_Brief:_
List all the lines in these records that hold "title".

* begin Task input *

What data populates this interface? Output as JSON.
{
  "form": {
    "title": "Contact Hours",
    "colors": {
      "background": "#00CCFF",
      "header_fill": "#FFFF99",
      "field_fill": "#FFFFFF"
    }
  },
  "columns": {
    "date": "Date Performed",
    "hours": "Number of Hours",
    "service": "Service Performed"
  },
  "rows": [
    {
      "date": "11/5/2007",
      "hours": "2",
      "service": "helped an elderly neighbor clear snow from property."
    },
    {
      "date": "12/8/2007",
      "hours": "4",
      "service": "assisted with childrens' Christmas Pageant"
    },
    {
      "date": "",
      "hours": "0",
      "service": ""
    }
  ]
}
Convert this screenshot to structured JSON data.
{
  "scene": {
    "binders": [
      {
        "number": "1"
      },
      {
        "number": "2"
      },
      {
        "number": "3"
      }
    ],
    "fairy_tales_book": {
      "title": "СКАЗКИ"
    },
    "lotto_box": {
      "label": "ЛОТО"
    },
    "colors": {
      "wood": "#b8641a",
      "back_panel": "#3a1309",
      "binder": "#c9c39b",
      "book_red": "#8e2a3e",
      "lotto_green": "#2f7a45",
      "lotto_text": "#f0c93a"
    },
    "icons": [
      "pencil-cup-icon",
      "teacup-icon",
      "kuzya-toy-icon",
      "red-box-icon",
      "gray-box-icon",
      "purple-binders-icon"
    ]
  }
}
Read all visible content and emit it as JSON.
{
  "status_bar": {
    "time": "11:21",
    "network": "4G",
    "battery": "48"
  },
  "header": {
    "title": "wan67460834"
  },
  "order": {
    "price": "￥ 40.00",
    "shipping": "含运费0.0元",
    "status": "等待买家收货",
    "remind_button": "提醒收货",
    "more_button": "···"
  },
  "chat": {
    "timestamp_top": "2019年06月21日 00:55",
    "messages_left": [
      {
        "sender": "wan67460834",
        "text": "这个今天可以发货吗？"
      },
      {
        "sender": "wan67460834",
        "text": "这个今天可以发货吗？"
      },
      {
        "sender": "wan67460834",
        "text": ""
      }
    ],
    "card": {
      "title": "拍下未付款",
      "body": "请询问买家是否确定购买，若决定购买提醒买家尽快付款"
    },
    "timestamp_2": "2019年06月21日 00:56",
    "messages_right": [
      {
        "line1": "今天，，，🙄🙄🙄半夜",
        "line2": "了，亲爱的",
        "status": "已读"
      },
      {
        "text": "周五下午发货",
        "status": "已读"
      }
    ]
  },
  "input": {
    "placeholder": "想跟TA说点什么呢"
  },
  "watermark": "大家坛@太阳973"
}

* end Task input *

_Solution below:_
    "title": "Contact Hours",
      "title": "СКАЗКИ"
    "title": "wan67460834"
      "title": "拍下未付款",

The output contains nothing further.